* [Task statement]
Render every line of the items below as a Markdown table with the columns Row and Item line, numbering each row and omitting blank lines.

* [Supplied data]

• • • • • • •

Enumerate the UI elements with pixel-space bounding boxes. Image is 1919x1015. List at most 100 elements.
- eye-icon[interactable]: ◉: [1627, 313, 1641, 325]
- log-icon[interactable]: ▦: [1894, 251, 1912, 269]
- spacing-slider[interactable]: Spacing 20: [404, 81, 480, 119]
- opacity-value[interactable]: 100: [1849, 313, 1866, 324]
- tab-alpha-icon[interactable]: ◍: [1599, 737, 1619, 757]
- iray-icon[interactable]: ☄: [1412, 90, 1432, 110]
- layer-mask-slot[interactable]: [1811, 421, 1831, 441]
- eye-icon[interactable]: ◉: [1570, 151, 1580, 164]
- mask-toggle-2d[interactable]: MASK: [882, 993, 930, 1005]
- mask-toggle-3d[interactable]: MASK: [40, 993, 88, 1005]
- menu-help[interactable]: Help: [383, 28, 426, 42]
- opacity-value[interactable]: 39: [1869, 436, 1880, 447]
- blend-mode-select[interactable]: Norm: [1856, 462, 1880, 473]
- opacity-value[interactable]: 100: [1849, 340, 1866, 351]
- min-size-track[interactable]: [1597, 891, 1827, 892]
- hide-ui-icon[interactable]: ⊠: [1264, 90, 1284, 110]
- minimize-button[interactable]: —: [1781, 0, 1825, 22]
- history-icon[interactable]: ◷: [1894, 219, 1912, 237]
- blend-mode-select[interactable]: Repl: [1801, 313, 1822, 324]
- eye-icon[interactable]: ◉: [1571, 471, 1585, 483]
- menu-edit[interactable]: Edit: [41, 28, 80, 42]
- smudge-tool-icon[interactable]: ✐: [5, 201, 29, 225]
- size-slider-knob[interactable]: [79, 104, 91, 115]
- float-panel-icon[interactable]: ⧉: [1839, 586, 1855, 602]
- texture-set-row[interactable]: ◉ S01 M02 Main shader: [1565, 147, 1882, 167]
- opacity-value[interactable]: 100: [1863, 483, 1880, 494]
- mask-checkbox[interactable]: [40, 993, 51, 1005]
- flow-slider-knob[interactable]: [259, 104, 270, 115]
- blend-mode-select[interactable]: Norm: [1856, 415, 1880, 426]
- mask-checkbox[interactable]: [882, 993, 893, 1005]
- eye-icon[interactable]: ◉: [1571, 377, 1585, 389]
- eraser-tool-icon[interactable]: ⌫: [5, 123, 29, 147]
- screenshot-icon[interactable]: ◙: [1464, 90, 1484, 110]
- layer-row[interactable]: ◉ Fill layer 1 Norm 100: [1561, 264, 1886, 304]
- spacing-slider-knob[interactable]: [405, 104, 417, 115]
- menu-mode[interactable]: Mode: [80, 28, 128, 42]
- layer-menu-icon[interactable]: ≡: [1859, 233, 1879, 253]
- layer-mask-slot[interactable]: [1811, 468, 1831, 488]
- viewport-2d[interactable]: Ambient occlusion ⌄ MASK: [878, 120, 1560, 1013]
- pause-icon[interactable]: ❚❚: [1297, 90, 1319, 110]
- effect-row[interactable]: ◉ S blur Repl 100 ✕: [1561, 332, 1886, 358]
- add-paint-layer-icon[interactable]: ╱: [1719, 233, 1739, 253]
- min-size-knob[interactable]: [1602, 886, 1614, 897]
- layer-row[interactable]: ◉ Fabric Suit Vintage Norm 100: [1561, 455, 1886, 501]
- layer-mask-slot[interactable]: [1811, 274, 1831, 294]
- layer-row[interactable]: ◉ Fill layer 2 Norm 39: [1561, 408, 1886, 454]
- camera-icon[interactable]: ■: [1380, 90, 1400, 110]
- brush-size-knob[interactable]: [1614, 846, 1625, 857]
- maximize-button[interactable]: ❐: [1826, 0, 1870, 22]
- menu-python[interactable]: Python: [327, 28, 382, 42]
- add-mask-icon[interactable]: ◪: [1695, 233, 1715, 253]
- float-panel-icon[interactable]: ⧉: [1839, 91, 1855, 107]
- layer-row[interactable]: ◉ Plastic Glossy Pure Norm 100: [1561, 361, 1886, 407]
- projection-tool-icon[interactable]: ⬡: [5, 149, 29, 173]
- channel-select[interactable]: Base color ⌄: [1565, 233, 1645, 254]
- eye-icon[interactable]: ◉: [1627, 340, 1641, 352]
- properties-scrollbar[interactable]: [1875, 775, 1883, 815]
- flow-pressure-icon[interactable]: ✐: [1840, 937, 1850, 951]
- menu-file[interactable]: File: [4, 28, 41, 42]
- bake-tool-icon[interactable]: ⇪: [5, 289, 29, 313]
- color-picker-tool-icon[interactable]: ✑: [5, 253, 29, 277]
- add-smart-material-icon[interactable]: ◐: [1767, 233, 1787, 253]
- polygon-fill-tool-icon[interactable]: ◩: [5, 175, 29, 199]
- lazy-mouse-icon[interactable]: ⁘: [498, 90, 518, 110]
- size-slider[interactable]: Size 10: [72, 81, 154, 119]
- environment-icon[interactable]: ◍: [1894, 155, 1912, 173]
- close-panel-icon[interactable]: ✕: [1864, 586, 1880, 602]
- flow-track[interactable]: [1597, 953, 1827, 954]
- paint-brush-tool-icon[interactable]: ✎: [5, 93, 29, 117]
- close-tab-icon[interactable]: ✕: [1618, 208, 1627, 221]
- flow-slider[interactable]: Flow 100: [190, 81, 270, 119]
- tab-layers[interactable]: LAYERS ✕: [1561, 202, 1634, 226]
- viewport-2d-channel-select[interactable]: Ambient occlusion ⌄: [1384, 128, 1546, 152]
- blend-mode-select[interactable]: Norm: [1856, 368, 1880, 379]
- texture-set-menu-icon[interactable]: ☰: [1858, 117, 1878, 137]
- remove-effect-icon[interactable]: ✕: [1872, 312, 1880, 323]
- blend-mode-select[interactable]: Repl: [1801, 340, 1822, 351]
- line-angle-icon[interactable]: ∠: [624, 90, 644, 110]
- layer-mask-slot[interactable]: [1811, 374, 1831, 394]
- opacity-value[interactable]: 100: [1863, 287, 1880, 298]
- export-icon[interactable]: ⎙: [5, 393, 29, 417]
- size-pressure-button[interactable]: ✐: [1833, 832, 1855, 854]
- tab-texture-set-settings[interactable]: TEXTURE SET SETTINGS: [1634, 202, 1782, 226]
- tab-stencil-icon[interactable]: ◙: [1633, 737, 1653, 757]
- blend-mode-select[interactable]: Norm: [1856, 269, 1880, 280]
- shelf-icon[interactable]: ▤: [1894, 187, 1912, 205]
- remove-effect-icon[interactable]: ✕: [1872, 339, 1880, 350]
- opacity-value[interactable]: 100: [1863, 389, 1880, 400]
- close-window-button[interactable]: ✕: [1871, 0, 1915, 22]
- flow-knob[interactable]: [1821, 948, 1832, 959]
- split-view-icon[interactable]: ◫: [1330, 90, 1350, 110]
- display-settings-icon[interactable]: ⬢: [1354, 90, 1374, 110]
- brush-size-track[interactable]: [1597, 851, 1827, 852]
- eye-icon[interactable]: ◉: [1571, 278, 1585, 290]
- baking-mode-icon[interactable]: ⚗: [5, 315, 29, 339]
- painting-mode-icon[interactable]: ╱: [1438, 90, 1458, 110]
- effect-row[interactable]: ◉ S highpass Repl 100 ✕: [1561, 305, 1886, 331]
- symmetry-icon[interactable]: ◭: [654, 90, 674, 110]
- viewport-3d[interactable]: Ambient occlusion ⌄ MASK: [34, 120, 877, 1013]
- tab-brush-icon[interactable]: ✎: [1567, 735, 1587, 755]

• • • • • • •

* [Solved exercise]
| Row | Item line |
|---|---|
| 1 | Enumerate the UI elements with pixel-space bounding boxes. Image is 1919x1015. List at most 100 elements. |
| 2 | - eye-icon[interactable]: ◉: [1627, 313, 1641, 325] |
| 3 | - log-icon[interactable]: ▦: [1894, 251, 1912, 269] |
| 4 | - spacing-slider[interactable]: Spacing 20: [404, 81, 480, 119] |
| 5 | - opacity-value[interactable]: 100: [1849, 313, 1866, 324] |
| 6 | - tab-alpha-icon[interactable]: ◍: [1599, 737, 1619, 757] |
| 7 | - iray-icon[interactable]: ☄: [1412, 90, 1432, 110] |
| 8 | - layer-mask-slot[interactable]: [1811, 421, 1831, 441] |
| 9 | - eye-icon[interactable]: ◉: [1570, 151, 1580, 164] |
| 10 | - mask-toggle-2d[interactable]: MASK: [882, 993, 930, 1005] |
| 11 | - mask-toggle-3d[interactable]: MASK: [40, 993, 88, 1005] |
| 12 | - menu-help[interactable]: Help: [383, 28, 426, 42] |
| 13 | - opacity-value[interactable]: 39: [1869, 436, 1880, 447] |
| 14 | - blend-mode-select[interactable]: Norm: [1856, 462, 1880, 473] |
| 15 | - opacity-value[interactable]: 100: [1849, 340, 1866, 351] |
| 16 | - min-size-track[interactable]: [1597, 891, 1827, 892] |
| 17 | - hide-ui-icon[interactable]: ⊠: [1264, 90, 1284, 110] |
| 18 | - minimize-button[interactable]: —: [1781, 0, 1825, 22] |
| 19 | - history-icon[interactable]: ◷: [1894, 219, 1912, 237] |
| 20 | - blend-mode-select[interactable]: Repl: [1801, 313, 1822, 324] |
| 21 | - eye-icon[interactable]: ◉: [1571, 471, 1585, 483] |
| 22 | - menu-edit[interactable]: Edit: [41, 28, 80, 42] |
| 23 | - smudge-tool-icon[interactable]: ✐: [5, 201, 29, 225] |
| 24 | - size-slider-knob[interactable]: [79, 104, 91, 115] |
| 25 | - float-panel-icon[interactable]: ⧉: [1839, 586, 1855, 602] |
| 26 | - texture-set-row[interactable]: ◉ S01 M02 Main shader: [1565, 147, 1882, 167] |
| 27 | - opacity-value[interactable]: 100: [1863, 483, 1880, 494] |
| 28 | - mask-checkbox[interactable]: [40, 993, 51, 1005] |
| 29 | - flow-slider-knob[interactable]: [259, 104, 270, 115] |
| 30 | - blend-mode-select[interactable]: Norm: [1856, 415, 1880, 426] |
| 31 | - mask-checkbox[interactable]: [882, 993, 893, 1005] |
| 32 | - eye-icon[interactable]: ◉: [1571, 377, 1585, 389] |
| 33 | - eraser-tool-icon[interactable]: ⌫: [5, 123, 29, 147] |
| 34 | - screenshot-icon[interactable]: ◙: [1464, 90, 1484, 110] |
| 35 | - layer-row[interactable]: ◉ Fill layer 1 Norm 100: [1561, 264, 1886, 304] |
| 36 | - spacing-slider-knob[interactable]: [405, 104, 417, 115] |
| 37 | - menu-mode[interactable]: Mode: [80, 28, 128, 42] |
| 38 | - layer-menu-icon[interactable]: ≡: [1859, 233, 1879, 253] |
| 39 | - layer-mask-slot[interactable]: [1811, 468, 1831, 488] |
| 40 | - viewport-2d[interactable]: Ambient occlusion ⌄ MASK: [878, 120, 1560, 1013] |
| 41 | - pause-icon[interactable]: ❚❚: [1297, 90, 1319, 110] |
| 42 | - effect-row[interactable]: ◉ S blur Repl 100 ✕: [1561, 332, 1886, 358] |
| 43 | - add-paint-layer-icon[interactable]: ╱: [1719, 233, 1739, 253] |
| 44 | - min-size-knob[interactable]: [1602, 886, 1614, 897] |
| 45 | - layer-row[interactable]: ◉ Fabric Suit Vintage Norm 100: [1561, 455, 1886, 501] |
| 46 | - layer-mask-slot[interactable]: [1811, 274, 1831, 294] |
| 47 | - layer-row[interactable]: ◉ Fill layer 2 Norm 39: [1561, 408, 1886, 454] |
| 48 | - camera-icon[interactable]: ■: [1380, 90, 1400, 110] |
| 49 | - brush-size-knob[interactable]: [1614, 846, 1625, 857] |
| 50 | - maximize-button[interactable]: ❐: [1826, 0, 1870, 22] |
| 51 | - menu-python[interactable]: Python: [327, 28, 382, 42] |
| 52 | - add-mask-icon[interactable]: ◪: [1695, 233, 1715, 253] |
| 53 | - float-panel-icon[interactable]: ⧉: [1839, 91, 1855, 107] |
| 54 | - layer-row[interactable]: ◉ Plastic Glossy Pure Norm 100: [1561, 361, 1886, 407] |
| 55 | - projection-tool-icon[interactable]: ⬡: [5, 149, 29, 173] |
| 56 | - channel-select[interactable]: Base color ⌄: [1565, 233, 1645, 254] |
| 57 | - eye-icon[interactable]: ◉: [1627, 340, 1641, 352] |
| 58 | - properties-scrollbar[interactable]: [1875, 775, 1883, 815] |
| 59 | - flow-pressure-icon[interactable]: ✐: [1840, 937, 1850, 951] |
| 60 | - menu-file[interactable]: File: [4, 28, 41, 42] |
| 61 | - bake-tool-icon[interactable]: ⇪: [5, 289, 29, 313] |
| 62 | - color-picker-tool-icon[interactable]: ✑: [5, 253, 29, 277] |
| 63 | - add-smart-material-icon[interactable]: ◐: [1767, 233, 1787, 253] |
| 64 | - polygon-fill-tool-icon[interactable]: ◩: [5, 175, 29, 199] |
| 65 | - lazy-mouse-icon[interactable]: ⁘: [498, 90, 518, 110] |
| 66 | - size-slider[interactable]: Size 10: [72, 81, 154, 119] |
| 67 | - environment-icon[interactable]: ◍: [1894, 155, 1912, 173] |
| 68 | - close-panel-icon[interactable]: ✕: [1864, 586, 1880, 602] |
| 69 | - flow-track[interactable]: [1597, 953, 1827, 954] |
| 70 | - paint-brush-tool-icon[interactable]: ✎: [5, 93, 29, 117] |
| 71 | - close-tab-icon[interactable]: ✕: [1618, 208, 1627, 221] |
| 72 | - flow-slider[interactable]: Flow 100: [190, 81, 270, 119] |
| 73 | - tab-layers[interactable]: LAYERS ✕: [1561, 202, 1634, 226] |
| 74 | - viewport-2d-channel-select[interactable]: Ambient occlusion ⌄: [1384, 128, 1546, 152] |
| 75 | - blend-mode-select[interactable]: Norm: [1856, 368, 1880, 379] |
| 76 | - texture-set-menu-icon[interactable]: ☰: [1858, 117, 1878, 137] |
| 77 | - remove-effect-icon[interactable]: ✕: [1872, 312, 1880, 323] |
| 78 | - blend-mode-select[interactable]: Repl: [1801, 340, 1822, 351] |
| 79 | - line-angle-icon[interactable]: ∠: [624, 90, 644, 110] |
| 80 | - layer-mask-slot[interactable]: [1811, 374, 1831, 394] |
| 81 | - opacity-value[interactable]: 100: [1863, 287, 1880, 298] |
| 82 | - export-icon[interactable]: ⎙: [5, 393, 29, 417] |
| 83 | - size-pressure-button[interactable]: ✐: [1833, 832, 1855, 854] |
| 84 | - tab-texture-set-settings[interactable]: TEXTURE SET SETTINGS: [1634, 202, 1782, 226] |
| 85 | - tab-stencil-icon[interactable]: ◙: [1633, 737, 1653, 757] |
| 86 | - blend-mode-select[interactable]: Norm: [1856, 269, 1880, 280] |
| 87 | - shelf-icon[interactable]: ▤: [1894, 187, 1912, 205] |
| 88 | - remove-effect-icon[interactable]: ✕: [1872, 339, 1880, 350] |
| 89 | - opacity-value[interactable]: 100: [1863, 389, 1880, 400] |
| 90 | - close-window-button[interactable]: ✕: [1871, 0, 1915, 22] |
| 91 | - flow-knob[interactable]: [1821, 948, 1832, 959] |
| 92 | - split-view-icon[interactable]: ◫: [1330, 90, 1350, 110] |
| 93 | - display-settings-icon[interactable]: ⬢: [1354, 90, 1374, 110] |
| 94 | - brush-size-track[interactable]: [1597, 851, 1827, 852] |
| 95 | - eye-icon[interactable]: ◉: [1571, 278, 1585, 290] |
| 96 | - baking-mode-icon[interactable]: ⚗: [5, 315, 29, 339] |
| 97 | - painting-mode-icon[interactable]: ╱: [1438, 90, 1458, 110] |
| 98 | - effect-row[interactable]: ◉ S highpass Repl 100 ✕: [1561, 305, 1886, 331] |
| 99 | - symmetry-icon[interactable]: ◭: [654, 90, 674, 110] |
| 100 | - viewport-3d[interactable]: Ambient occlusion ⌄ MASK: [34, 120, 877, 1013] |
| 101 | - tab-brush-icon[interactable]: ✎: [1567, 735, 1587, 755] |